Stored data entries

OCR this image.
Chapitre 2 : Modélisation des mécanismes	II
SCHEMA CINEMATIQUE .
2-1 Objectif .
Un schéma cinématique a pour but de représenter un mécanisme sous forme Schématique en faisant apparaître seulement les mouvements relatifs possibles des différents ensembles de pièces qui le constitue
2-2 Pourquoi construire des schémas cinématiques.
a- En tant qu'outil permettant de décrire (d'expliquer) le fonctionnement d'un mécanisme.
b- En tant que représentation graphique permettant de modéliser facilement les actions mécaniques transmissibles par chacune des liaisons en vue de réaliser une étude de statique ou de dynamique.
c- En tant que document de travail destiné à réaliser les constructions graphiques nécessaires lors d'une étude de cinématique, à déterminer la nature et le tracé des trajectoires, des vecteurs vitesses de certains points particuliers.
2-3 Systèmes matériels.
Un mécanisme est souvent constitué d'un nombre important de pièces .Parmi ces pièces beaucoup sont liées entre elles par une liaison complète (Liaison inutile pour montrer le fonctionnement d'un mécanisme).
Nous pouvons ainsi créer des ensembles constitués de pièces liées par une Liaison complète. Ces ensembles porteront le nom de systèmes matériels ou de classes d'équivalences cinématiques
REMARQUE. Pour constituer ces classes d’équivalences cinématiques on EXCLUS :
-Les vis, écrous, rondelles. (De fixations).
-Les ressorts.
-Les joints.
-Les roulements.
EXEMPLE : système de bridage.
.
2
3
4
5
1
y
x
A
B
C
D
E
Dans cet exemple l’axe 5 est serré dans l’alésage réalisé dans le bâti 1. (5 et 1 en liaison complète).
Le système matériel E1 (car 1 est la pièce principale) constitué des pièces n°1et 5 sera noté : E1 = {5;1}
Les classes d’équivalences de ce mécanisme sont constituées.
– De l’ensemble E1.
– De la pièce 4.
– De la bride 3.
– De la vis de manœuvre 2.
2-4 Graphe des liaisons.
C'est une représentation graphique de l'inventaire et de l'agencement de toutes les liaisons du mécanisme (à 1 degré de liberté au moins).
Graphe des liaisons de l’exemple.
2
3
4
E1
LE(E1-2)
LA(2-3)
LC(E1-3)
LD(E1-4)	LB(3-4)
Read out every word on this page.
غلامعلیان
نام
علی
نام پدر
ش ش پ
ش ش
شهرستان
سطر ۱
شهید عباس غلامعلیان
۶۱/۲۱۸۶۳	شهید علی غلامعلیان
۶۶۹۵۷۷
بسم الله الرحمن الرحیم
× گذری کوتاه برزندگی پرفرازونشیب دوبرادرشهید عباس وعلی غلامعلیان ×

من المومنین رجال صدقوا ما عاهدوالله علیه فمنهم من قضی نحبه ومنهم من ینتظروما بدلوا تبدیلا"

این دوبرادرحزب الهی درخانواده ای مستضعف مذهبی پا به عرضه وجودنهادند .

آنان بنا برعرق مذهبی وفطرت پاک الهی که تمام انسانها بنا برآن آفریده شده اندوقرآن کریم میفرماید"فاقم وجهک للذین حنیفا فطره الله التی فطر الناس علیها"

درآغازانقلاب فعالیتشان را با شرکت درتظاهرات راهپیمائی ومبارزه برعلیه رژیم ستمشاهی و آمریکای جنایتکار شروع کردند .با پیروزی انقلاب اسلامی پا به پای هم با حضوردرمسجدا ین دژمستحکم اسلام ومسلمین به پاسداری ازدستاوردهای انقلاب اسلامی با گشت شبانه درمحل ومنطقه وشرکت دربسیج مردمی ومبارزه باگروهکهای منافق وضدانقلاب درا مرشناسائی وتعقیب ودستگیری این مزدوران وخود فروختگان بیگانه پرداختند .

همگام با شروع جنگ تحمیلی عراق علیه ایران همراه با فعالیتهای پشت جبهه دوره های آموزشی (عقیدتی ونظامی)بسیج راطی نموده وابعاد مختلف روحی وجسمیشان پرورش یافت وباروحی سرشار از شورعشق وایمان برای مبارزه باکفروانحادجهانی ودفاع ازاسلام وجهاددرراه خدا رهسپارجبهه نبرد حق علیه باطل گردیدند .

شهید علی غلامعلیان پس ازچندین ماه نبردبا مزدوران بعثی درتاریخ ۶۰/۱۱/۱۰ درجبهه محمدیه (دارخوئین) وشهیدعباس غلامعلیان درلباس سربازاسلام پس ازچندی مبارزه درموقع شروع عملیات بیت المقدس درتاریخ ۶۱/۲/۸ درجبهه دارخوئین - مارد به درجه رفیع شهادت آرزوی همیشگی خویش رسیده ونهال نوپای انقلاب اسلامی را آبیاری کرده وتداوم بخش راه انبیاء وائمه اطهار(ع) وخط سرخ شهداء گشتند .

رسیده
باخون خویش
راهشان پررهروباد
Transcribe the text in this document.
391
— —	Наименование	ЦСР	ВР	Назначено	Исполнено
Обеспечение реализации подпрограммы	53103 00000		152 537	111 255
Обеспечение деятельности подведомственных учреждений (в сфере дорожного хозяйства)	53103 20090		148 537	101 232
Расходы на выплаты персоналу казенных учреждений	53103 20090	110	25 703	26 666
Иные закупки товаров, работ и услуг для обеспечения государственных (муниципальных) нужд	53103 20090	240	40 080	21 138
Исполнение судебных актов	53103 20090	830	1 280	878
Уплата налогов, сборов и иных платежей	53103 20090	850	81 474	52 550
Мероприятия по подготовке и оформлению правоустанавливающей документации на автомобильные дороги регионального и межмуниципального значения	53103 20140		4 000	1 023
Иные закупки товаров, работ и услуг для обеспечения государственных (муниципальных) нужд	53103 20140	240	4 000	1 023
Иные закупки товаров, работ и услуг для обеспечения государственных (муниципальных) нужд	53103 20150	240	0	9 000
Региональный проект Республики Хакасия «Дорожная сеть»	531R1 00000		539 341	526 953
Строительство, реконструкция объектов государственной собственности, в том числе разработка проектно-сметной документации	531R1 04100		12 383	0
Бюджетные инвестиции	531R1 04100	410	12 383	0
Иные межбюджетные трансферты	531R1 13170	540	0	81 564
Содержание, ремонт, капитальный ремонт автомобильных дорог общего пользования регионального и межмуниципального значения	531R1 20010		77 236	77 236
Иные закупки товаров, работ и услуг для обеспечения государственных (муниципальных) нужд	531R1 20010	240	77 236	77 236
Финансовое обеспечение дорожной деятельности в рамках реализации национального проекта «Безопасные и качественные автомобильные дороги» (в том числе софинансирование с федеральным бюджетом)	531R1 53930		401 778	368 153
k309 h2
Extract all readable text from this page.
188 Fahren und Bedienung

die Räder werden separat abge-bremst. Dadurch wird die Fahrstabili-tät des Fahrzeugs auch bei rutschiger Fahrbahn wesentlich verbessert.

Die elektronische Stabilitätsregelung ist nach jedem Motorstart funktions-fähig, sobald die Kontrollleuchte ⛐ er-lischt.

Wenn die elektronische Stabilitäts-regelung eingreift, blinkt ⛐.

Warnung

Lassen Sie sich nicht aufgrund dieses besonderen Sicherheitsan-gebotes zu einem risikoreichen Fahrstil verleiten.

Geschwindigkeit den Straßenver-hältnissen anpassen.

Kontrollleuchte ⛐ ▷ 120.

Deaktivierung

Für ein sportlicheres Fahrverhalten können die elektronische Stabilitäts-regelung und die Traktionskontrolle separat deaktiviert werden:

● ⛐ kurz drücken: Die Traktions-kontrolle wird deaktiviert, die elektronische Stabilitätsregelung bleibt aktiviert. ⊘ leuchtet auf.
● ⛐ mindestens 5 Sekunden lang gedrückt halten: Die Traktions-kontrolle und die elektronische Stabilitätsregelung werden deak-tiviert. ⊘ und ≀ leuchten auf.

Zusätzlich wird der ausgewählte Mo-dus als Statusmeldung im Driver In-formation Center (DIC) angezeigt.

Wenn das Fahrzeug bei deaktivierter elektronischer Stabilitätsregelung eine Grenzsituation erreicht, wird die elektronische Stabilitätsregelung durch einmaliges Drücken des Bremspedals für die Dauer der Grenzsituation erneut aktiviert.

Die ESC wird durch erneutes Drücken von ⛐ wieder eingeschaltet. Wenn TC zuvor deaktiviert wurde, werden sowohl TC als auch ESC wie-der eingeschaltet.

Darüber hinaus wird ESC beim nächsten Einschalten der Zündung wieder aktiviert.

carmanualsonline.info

#### Written request
Pull every line containing "Kontrollleuchte" out of the records.

#### Written answer
Die elektronische Stabilitätsregelung ist nach jedem Motorstart funktions-fähig, sobald die Kontrollleuchte ⛐ er-lischt.
Kontrollleuchte ⛐ ▷ 120.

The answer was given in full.